* **Short task**:
What lines of the data hold the string "менее"? Pull each one out.

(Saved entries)
★ ★ ★ ★ ★
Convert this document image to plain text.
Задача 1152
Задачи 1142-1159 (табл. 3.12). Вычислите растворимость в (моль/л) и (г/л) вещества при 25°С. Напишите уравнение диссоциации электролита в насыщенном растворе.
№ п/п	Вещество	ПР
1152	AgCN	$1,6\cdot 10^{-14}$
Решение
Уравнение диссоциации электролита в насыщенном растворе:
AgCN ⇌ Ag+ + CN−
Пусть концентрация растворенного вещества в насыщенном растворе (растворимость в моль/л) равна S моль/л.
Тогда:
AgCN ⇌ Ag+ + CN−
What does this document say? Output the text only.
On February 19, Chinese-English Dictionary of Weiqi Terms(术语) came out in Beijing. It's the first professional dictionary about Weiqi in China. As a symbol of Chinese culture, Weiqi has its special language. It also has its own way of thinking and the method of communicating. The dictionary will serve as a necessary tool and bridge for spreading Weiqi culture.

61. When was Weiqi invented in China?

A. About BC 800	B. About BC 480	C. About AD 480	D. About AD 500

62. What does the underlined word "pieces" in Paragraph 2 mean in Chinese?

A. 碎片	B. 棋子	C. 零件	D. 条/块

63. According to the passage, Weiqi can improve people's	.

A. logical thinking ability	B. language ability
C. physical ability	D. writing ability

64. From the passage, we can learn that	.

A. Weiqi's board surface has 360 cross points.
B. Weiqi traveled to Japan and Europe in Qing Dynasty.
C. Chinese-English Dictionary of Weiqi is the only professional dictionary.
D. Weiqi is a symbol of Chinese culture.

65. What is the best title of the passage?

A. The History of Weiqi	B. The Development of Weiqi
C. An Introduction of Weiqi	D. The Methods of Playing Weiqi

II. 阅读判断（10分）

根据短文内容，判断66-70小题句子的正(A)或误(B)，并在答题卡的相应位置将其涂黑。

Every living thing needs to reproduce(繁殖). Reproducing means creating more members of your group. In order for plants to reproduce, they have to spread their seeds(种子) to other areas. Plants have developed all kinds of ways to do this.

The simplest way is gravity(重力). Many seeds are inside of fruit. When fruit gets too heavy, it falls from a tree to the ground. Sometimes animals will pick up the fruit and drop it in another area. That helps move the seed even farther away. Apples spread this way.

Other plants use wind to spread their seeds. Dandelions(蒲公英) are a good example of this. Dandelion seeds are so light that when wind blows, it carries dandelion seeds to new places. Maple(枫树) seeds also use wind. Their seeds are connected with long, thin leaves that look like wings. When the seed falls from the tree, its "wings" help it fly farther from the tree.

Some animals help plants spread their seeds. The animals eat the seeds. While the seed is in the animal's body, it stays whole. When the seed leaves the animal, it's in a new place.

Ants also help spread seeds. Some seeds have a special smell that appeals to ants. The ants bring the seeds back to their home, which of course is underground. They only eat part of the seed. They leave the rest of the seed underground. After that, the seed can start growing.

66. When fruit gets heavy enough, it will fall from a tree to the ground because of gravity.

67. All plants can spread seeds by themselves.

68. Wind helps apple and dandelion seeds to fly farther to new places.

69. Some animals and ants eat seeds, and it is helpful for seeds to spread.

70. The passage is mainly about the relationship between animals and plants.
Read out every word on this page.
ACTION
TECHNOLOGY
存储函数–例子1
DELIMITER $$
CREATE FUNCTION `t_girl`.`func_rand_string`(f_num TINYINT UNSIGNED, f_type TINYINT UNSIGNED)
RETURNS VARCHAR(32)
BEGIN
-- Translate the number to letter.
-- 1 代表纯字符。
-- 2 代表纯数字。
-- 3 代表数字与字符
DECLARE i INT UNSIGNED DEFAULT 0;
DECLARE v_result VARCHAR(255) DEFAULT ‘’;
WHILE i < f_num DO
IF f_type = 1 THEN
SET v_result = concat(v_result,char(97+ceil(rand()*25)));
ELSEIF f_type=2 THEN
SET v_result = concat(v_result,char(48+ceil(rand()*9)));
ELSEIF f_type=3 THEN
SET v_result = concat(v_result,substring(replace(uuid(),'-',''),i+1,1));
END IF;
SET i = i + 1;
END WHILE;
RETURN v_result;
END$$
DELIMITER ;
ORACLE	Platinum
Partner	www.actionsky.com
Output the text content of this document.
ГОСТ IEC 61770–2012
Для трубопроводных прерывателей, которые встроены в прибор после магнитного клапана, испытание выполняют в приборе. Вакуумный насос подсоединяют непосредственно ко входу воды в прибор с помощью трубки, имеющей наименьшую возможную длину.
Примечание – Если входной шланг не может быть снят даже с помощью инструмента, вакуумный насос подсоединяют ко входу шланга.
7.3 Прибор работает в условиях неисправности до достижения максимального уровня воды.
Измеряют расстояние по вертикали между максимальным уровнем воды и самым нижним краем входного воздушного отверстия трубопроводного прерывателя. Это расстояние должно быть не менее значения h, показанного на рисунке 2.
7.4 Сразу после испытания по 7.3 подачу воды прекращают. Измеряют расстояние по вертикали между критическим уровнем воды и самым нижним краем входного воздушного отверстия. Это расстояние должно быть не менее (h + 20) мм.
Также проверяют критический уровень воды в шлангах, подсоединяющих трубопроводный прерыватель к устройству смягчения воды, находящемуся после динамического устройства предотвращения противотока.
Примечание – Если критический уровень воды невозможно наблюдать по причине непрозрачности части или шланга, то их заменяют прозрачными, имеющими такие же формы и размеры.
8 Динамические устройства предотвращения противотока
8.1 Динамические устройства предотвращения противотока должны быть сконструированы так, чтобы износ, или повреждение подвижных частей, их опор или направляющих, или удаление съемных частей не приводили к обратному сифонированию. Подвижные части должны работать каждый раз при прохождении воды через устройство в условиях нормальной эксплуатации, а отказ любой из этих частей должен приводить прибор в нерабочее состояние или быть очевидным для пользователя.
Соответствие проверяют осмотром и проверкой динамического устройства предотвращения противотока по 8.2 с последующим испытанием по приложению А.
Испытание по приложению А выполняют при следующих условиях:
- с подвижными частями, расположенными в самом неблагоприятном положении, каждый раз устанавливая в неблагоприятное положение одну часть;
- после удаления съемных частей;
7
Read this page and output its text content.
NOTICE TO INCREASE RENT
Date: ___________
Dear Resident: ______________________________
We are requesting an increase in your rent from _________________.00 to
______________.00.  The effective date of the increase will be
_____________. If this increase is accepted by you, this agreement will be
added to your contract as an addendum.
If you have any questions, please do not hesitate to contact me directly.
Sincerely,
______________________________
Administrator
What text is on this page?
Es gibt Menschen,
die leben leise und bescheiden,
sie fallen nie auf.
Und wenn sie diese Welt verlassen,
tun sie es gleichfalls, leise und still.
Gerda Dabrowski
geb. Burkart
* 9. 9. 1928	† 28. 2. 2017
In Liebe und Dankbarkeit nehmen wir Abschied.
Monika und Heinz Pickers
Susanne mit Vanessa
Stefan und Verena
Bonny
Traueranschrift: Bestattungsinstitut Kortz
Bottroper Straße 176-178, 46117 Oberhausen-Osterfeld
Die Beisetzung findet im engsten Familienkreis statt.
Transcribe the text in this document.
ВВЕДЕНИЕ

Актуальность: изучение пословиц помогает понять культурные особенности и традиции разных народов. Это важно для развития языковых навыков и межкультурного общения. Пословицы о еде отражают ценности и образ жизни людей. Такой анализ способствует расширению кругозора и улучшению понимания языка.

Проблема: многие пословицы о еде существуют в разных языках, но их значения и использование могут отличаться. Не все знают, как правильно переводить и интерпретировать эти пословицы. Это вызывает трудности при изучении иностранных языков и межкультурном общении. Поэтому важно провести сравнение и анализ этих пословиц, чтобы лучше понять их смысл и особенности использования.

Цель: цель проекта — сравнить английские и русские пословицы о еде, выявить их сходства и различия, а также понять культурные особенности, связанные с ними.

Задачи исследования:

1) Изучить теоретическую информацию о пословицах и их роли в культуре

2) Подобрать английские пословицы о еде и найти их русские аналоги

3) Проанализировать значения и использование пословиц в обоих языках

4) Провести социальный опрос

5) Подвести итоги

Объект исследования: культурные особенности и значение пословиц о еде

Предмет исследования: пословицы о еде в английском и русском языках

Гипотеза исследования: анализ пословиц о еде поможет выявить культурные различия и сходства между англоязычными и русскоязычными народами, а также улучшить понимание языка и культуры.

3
★ ★ ★ ★ ★
* **Response**:
Измеряют расстояние по вертикали между максимальным уровнем воды и самым нижним краем входного воздушного отверстия трубопроводного прерывателя. Это расстояние должно быть не менее значения h, показанного на рисунке 2.
7.4 Сразу после испытания по 7.3 подачу воды прекращают. Измеряют расстояние по вертикали между критическим уровнем воды и самым нижним краем входного воздушного отверстия. Это расстояние должно быть не менее (h + 20) мм.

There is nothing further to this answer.